━━━━━ Input rows

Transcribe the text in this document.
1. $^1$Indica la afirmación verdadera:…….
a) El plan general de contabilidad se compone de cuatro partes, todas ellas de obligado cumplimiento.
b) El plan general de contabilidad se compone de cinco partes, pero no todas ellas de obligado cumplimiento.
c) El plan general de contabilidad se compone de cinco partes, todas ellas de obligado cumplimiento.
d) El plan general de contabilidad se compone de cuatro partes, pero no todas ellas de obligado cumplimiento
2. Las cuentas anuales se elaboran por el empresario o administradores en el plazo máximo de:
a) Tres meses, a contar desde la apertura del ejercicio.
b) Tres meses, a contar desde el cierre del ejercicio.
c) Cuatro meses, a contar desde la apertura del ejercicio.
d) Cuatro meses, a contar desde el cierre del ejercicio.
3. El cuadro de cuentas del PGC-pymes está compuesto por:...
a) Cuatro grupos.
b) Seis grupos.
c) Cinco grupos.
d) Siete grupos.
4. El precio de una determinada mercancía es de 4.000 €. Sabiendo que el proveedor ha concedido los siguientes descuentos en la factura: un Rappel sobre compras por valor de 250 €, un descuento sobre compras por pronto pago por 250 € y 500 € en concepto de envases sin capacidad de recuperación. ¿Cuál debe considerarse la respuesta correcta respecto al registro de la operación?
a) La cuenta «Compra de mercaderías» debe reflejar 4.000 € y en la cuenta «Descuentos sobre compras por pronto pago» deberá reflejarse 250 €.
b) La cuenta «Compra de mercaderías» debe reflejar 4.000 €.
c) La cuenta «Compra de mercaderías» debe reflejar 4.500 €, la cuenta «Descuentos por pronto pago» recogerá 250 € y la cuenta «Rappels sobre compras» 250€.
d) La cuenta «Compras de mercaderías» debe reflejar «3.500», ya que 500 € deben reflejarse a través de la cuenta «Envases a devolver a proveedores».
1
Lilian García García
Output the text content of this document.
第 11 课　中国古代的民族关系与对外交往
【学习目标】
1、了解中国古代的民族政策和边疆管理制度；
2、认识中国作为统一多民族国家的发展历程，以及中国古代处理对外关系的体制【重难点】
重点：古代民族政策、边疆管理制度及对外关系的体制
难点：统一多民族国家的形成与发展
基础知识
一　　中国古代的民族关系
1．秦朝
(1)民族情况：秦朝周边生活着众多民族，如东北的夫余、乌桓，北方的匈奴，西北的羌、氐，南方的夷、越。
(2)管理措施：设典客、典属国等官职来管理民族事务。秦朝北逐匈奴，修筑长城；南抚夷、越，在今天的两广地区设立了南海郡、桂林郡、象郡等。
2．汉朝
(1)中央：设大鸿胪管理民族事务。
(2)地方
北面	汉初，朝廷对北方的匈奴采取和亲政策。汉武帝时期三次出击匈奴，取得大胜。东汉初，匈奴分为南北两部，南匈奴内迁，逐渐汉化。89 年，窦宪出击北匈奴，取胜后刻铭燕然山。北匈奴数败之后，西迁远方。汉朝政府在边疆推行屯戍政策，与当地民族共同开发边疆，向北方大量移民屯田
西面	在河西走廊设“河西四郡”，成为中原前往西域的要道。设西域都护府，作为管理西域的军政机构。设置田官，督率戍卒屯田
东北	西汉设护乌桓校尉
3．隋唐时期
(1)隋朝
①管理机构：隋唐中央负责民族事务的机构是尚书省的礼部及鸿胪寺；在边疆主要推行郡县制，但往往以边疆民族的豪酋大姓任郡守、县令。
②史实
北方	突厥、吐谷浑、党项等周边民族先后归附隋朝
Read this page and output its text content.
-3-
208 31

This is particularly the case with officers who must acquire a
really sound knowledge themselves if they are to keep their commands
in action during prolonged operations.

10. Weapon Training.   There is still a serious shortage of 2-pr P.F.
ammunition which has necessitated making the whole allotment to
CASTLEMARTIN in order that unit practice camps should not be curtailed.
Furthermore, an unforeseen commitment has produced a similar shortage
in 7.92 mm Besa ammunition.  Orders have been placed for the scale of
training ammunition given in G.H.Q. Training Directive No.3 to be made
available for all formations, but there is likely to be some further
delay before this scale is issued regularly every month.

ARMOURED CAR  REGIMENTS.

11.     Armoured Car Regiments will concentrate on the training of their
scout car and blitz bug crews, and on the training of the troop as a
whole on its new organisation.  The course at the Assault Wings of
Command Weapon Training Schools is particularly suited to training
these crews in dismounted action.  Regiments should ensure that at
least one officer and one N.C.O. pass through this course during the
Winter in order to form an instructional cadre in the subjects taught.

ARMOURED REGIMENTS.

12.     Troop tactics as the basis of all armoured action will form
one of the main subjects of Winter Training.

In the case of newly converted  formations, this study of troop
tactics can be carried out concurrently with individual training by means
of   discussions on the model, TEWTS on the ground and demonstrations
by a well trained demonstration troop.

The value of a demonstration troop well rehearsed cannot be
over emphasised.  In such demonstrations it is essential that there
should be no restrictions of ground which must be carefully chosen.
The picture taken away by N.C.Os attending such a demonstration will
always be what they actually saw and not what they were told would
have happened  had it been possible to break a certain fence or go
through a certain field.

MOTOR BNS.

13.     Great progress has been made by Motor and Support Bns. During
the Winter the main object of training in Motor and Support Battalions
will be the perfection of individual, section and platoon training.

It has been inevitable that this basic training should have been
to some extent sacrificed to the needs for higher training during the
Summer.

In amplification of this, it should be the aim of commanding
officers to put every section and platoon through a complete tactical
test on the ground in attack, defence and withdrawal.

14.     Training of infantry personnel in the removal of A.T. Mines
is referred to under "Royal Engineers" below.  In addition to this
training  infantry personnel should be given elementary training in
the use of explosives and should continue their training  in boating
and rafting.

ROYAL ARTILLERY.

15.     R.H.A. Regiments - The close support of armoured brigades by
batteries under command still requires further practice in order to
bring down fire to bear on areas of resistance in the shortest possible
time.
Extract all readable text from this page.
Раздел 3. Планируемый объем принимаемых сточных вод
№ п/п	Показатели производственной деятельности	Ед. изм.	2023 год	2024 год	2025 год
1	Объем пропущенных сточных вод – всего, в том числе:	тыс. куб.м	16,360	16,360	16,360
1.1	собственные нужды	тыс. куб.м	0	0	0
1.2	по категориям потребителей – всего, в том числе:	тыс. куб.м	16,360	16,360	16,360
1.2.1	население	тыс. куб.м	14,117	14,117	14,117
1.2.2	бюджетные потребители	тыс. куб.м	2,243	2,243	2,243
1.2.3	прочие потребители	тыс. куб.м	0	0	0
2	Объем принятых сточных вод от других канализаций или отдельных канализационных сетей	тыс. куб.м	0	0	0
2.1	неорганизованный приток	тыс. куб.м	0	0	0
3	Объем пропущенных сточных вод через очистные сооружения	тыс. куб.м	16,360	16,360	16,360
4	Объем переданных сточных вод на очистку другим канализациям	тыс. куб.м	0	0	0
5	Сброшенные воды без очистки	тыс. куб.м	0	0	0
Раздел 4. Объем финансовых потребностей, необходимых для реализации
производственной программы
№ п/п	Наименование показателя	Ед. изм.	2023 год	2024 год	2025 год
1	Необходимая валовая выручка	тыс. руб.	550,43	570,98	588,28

━━━━━━━━━━

### Prompt
Copy the records above exactly.

### In response
Transcribe the text in this document.
1. $^1$Indica la afirmación verdadera:…….
a) El plan general de contabilidad se compone de cuatro partes, todas ellas de obligado cumplimiento.
b) El plan general de contabilidad se compone de cinco partes, pero no todas ellas de obligado cumplimiento.
c) El plan general de contabilidad se compone de cinco partes, todas ellas de obligado cumplimiento.
d) El plan general de contabilidad se compone de cuatro partes, pero no todas ellas de obligado cumplimiento
2. Las cuentas anuales se elaboran por el empresario o administradores en el plazo máximo de:
a) Tres meses, a contar desde la apertura del ejercicio.
b) Tres meses, a contar desde el cierre del ejercicio.
c) Cuatro meses, a contar desde la apertura del ejercicio.
d) Cuatro meses, a contar desde el cierre del ejercicio.
3. El cuadro de cuentas del PGC-pymes está compuesto por:...
a) Cuatro grupos.
b) Seis grupos.
c) Cinco grupos.
d) Siete grupos.
4. El precio de una determinada mercancía es de 4.000 €. Sabiendo que el proveedor ha concedido los siguientes descuentos en la factura: un Rappel sobre compras por valor de 250 €, un descuento sobre compras por pronto pago por 250 € y 500 € en concepto de envases sin capacidad de recuperación. ¿Cuál debe considerarse la respuesta correcta respecto al registro de la operación?
a) La cuenta «Compra de mercaderías» debe reflejar 4.000 € y en la cuenta «Descuentos sobre compras por pronto pago» deberá reflejarse 250 €.
b) La cuenta «Compra de mercaderías» debe reflejar 4.000 €.
c) La cuenta «Compra de mercaderías» debe reflejar 4.500 €, la cuenta «Descuentos por pronto pago» recogerá 250 € y la cuenta «Rappels sobre compras» 250€.
d) La cuenta «Compras de mercaderías» debe reflejar «3.500», ya que 500 € deben reflejarse a través de la cuenta «Envases a devolver a proveedores».
1
Lilian García García
Output the text content of this document.
第 11 课　中国古代的民族关系与对外交往
【学习目标】
1、了解中国古代的民族政策和边疆管理制度；
2、认识中国作为统一多民族国家的发展历程，以及中国古代处理对外关系的体制【重难点】
重点：古代民族政策、边疆管理制度及对外关系的体制
难点：统一多民族国家的形成与发展
基础知识
一　　中国古代的民族关系
1．秦朝
(1)民族情况：秦朝周边生活着众多民族，如东北的夫余、乌桓，北方的匈奴，西北的羌、氐，南方的夷、越。
(2)管理措施：设典客、典属国等官职来管理民族事务。秦朝北逐匈奴，修筑长城；南抚夷、越，在今天的两广地区设立了南海郡、桂林郡、象郡等。
2．汉朝
(1)中央：设大鸿胪管理民族事务。
(2)地方
北面	汉初，朝廷对北方的匈奴采取和亲政策。汉武帝时期三次出击匈奴，取得大胜。东汉初，匈奴分为南北两部，南匈奴内迁，逐渐汉化。89 年，窦宪出击北匈奴，取胜后刻铭燕然山。北匈奴数败之后，西迁远方。汉朝政府在边疆推行屯戍政策，与当地民族共同开发边疆，向北方大量移民屯田
西面	在河西走廊设“河西四郡”，成为中原前往西域的要道。设西域都护府，作为管理西域的军政机构。设置田官，督率戍卒屯田
东北	西汉设护乌桓校尉
3．隋唐时期
(1)隋朝
①管理机构：隋唐中央负责民族事务的机构是尚书省的礼部及鸿胪寺；在边疆主要推行郡县制，但往往以边疆民族的豪酋大姓任郡守、县令。
②史实
北方	突厥、吐谷浑、党项等周边民族先后归附隋朝
Read this page and output its text content.
-3-
208 31

This is particularly the case with officers who must acquire a
really sound knowledge themselves if they are to keep their commands
in action during prolonged operations.

10. Weapon Training.   There is still a serious shortage of 2-pr P.F.
ammunition which has necessitated making the whole allotment to
CASTLEMARTIN in order that unit practice camps should not be curtailed.
Furthermore, an unforeseen commitment has produced a similar shortage
in 7.92 mm Besa ammunition.  Orders have been placed for the scale of
training ammunition given in G.H.Q. Training Directive No.3 to be made
available for all formations, but there is likely to be some further
delay before this scale is issued regularly every month.

ARMOURED CAR  REGIMENTS.

11.     Armoured Car Regiments will concentrate on the training of their
scout car and blitz bug crews, and on the training of the troop as a
whole on its new organisation.  The course at the Assault Wings of
Command Weapon Training Schools is particularly suited to training
these crews in dismounted action.  Regiments should ensure that at
least one officer and one N.C.O. pass through this course during the
Winter in order to form an instructional cadre in the subjects taught.

ARMOURED REGIMENTS.

12.     Troop tactics as the basis of all armoured action will form
one of the main subjects of Winter Training.

In the case of newly converted  formations, this study of troop
tactics can be carried out concurrently with individual training by means
of   discussions on the model, TEWTS on the ground and demonstrations
by a well trained demonstration troop.

The value of a demonstration troop well rehearsed cannot be
over emphasised.  In such demonstrations it is essential that there
should be no restrictions of ground which must be carefully chosen.
The picture taken away by N.C.Os attending such a demonstration will
always be what they actually saw and not what they were told would
have happened  had it been possible to break a certain fence or go
through a certain field.

MOTOR BNS.

13.     Great progress has been made by Motor and Support Bns. During
the Winter the main object of training in Motor and Support Battalions
will be the perfection of individual, section and platoon training.

It has been inevitable that this basic training should have been
to some extent sacrificed to the needs for higher training during the
Summer.

In amplification of this, it should be the aim of commanding
officers to put every section and platoon through a complete tactical
test on the ground in attack, defence and withdrawal.

14.     Training of infantry personnel in the removal of A.T. Mines
is referred to under "Royal Engineers" below.  In addition to this
training  infantry personnel should be given elementary training in
the use of explosives and should continue their training  in boating
and rafting.

ROYAL ARTILLERY.

15.     R.H.A. Regiments - The close support of armoured brigades by
batteries under command still requires further practice in order to
bring down fire to bear on areas of resistance in the shortest possible
time.
Extract all readable text from this page.
Раздел 3. Планируемый объем принимаемых сточных вод
№ п/п	Показатели производственной деятельности	Ед. изм.	2023 год	2024 год	2025 год
1	Объем пропущенных сточных вод – всего, в том числе:	тыс. куб.м	16,360	16,360	16,360
1.1	собственные нужды	тыс. куб.м	0	0	0
1.2	по категориям потребителей – всего, в том числе:	тыс. куб.м	16,360	16,360	16,360
1.2.1	население	тыс. куб.м	14,117	14,117	14,117
1.2.2	бюджетные потребители	тыс. куб.м	2,243	2,243	2,243
1.2.3	прочие потребители	тыс. куб.м	0	0	0
2	Объем принятых сточных вод от других канализаций или отдельных канализационных сетей	тыс. куб.м	0	0	0
2.1	неорганизованный приток	тыс. куб.м	0	0	0
3	Объем пропущенных сточных вод через очистные сооружения	тыс. куб.м	16,360	16,360	16,360
4	Объем переданных сточных вод на очистку другим канализациям	тыс. куб.м	0	0	0
5	Сброшенные воды без очистки	тыс. куб.м	0	0	0
Раздел 4. Объем финансовых потребностей, необходимых для реализации
производственной программы
№ п/п	Наименование показателя	Ед. изм.	2023 год	2024 год	2025 год
1	Необходимая валовая выручка	тыс. руб.	550,43	570,98	588,28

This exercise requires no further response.